▶ _Request_
From the listing that follows, output everything exactly except the pictures.

>> BEGIN Given records

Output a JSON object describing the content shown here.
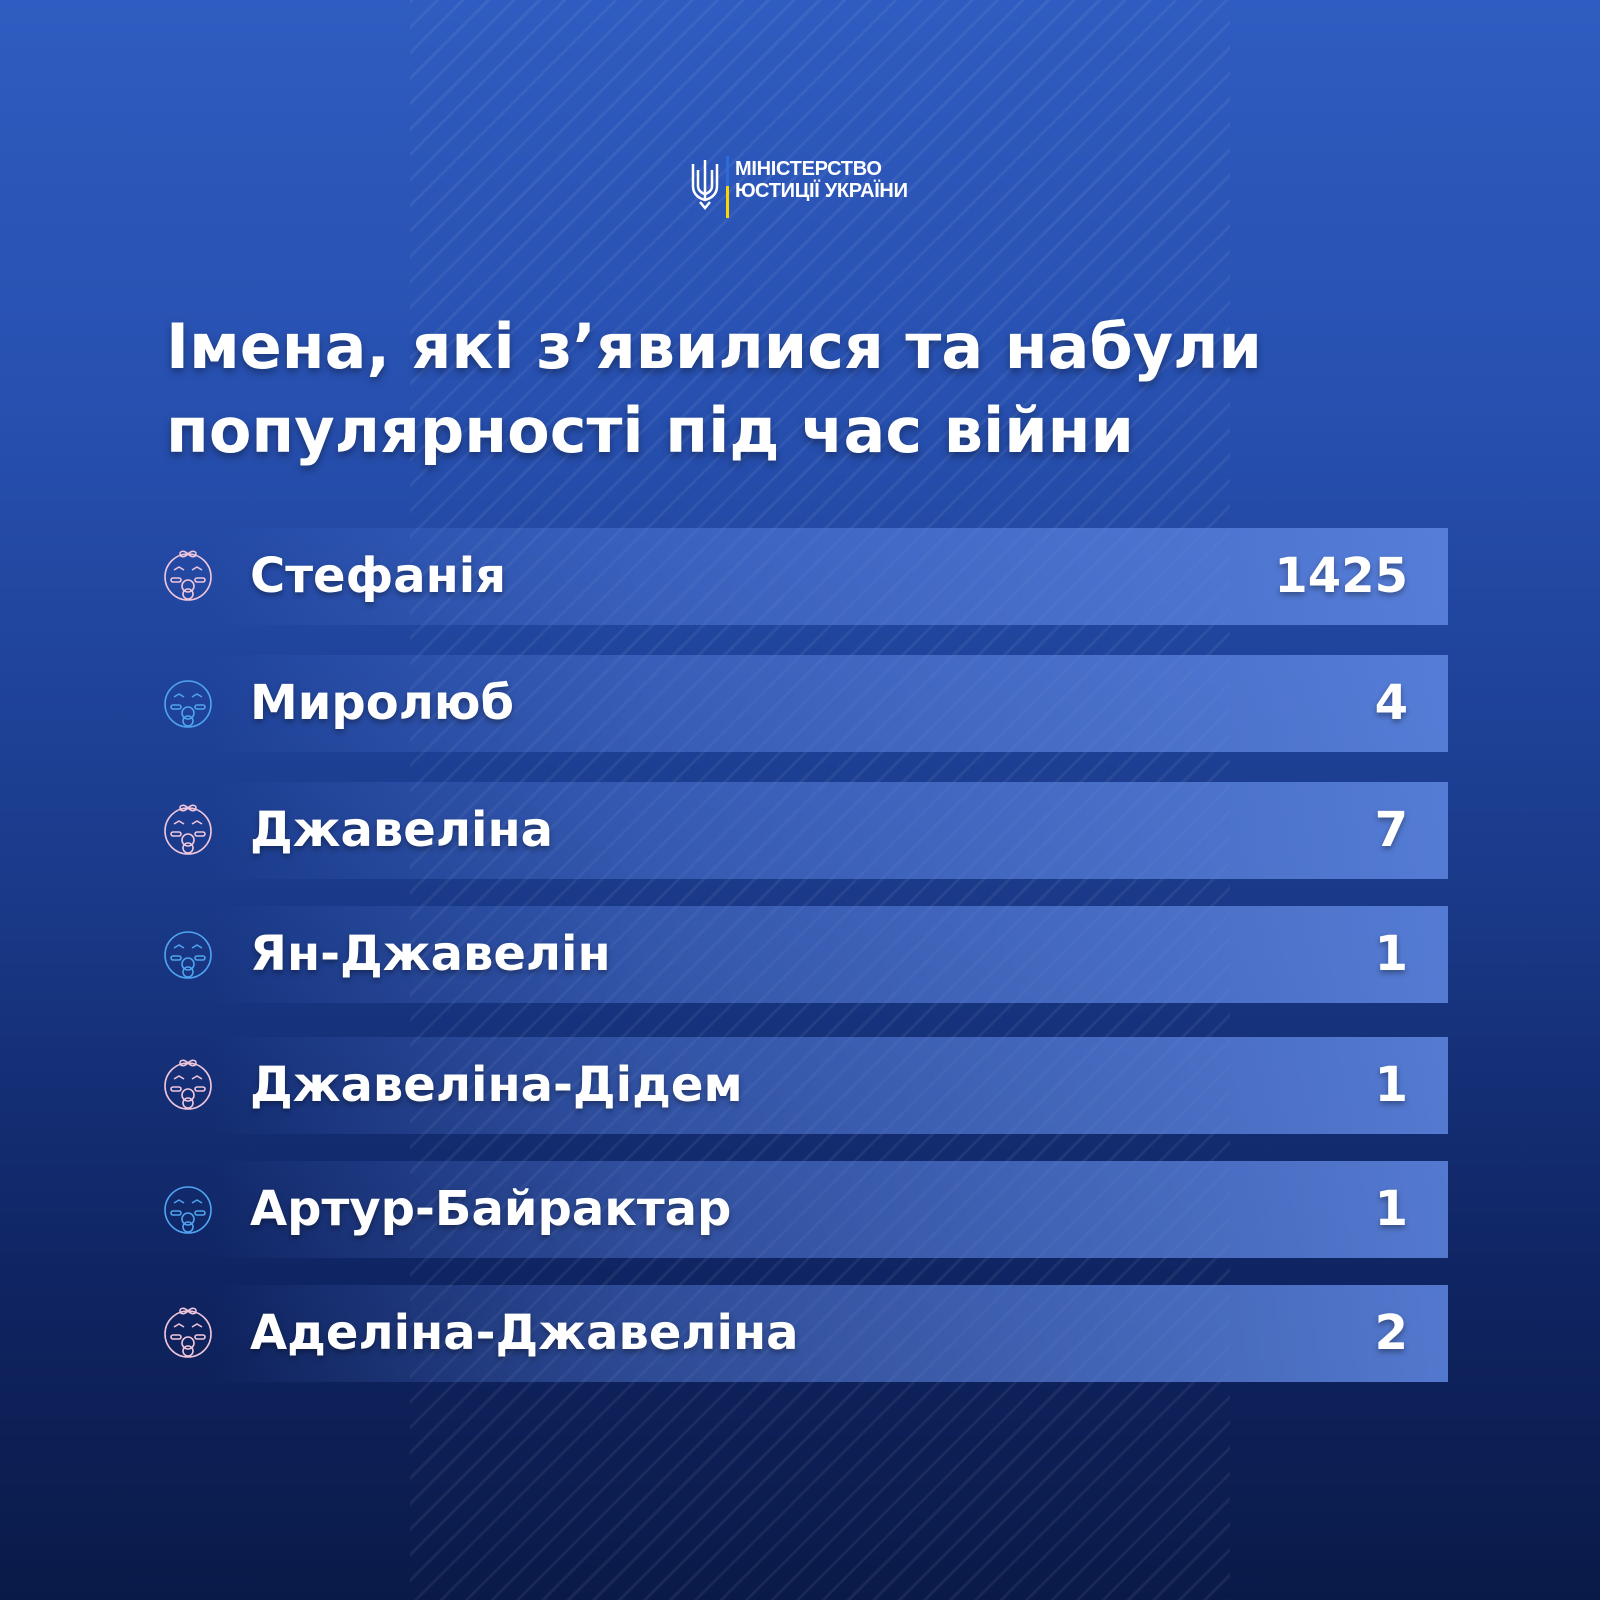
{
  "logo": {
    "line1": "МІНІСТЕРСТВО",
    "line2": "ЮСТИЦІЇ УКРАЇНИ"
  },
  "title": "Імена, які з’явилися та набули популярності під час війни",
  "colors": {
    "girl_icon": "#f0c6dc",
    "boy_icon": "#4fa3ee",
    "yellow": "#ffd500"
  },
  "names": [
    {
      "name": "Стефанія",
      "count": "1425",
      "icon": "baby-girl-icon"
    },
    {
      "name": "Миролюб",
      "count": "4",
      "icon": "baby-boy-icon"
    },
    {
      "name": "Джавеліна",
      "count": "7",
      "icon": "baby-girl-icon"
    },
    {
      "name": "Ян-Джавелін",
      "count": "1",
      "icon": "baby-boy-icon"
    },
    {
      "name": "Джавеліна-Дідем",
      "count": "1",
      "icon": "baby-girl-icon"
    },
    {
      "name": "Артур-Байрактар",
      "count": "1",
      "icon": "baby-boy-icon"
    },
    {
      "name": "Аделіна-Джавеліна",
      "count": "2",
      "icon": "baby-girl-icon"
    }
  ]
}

>> END Given records

▶ _Worked answer_
Output a JSON object describing the content shown here.
{
  "logo": {
    "line1": "МІНІСТЕРСТВО",
    "line2": "ЮСТИЦІЇ УКРАЇНИ"
  },
  "title": "Імена, які з’явилися та набули популярності під час війни",
  "colors": {
    "girl_icon": "#f0c6dc",
    "boy_icon": "#4fa3ee",
    "yellow": "#ffd500"
  },
  "names": [
    {
      "name": "Стефанія",
      "count": "1425",
      "icon": "baby-girl-icon"
    },
    {
      "name": "Миролюб",
      "count": "4",
      "icon": "baby-boy-icon"
    },
    {
      "name": "Джавеліна",
      "count": "7",
      "icon": "baby-girl-icon"
    },
    {
      "name": "Ян-Джавелін",
      "count": "1",
      "icon": "baby-boy-icon"
    },
    {
      "name": "Джавеліна-Дідем",
      "count": "1",
      "icon": "baby-girl-icon"
    },
    {
      "name": "Артур-Байрактар",
      "count": "1",
      "icon": "baby-boy-icon"
    },
    {
      "name": "Аделіна-Джавеліна",
      "count": "2",
      "icon": "baby-girl-icon"
    }
  ]
}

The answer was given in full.